[START OF Data lines]

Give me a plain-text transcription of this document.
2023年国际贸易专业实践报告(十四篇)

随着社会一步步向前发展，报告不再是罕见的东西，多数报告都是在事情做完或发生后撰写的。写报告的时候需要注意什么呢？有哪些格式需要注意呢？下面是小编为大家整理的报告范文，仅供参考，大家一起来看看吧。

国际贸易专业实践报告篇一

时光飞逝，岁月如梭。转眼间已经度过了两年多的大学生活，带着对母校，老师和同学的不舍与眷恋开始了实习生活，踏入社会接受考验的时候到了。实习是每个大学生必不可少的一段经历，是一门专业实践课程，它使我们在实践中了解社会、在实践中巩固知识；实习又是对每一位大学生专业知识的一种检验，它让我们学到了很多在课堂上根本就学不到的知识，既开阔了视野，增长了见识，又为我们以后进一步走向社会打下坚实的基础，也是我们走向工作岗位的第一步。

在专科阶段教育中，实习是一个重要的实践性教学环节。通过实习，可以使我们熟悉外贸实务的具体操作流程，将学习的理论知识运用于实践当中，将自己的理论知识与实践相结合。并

[END OF Data lines]

### [Exercise]
Reproduce every entry shown above, precisely as it stands.

### [Task answer]
Give me a plain-text transcription of this document.
2023年国际贸易专业实践报告(十四篇)

随着社会一步步向前发展，报告不再是罕见的东西，多数报告都是在事情做完或发生后撰写的。写报告的时候需要注意什么呢？有哪些格式需要注意呢？下面是小编为大家整理的报告范文，仅供参考，大家一起来看看吧。

国际贸易专业实践报告篇一

时光飞逝，岁月如梭。转眼间已经度过了两年多的大学生活，带着对母校，老师和同学的不舍与眷恋开始了实习生活，踏入社会接受考验的时候到了。实习是每个大学生必不可少的一段经历，是一门专业实践课程，它使我们在实践中了解社会、在实践中巩固知识；实习又是对每一位大学生专业知识的一种检验，它让我们学到了很多在课堂上根本就学不到的知识，既开阔了视野，增长了见识，又为我们以后进一步走向社会打下坚实的基础，也是我们走向工作岗位的第一步。

在专科阶段教育中，实习是一个重要的实践性教学环节。通过实习，可以使我们熟悉外贸实务的具体操作流程，将学习的理论知识运用于实践当中，将自己的理论知识与实践相结合。并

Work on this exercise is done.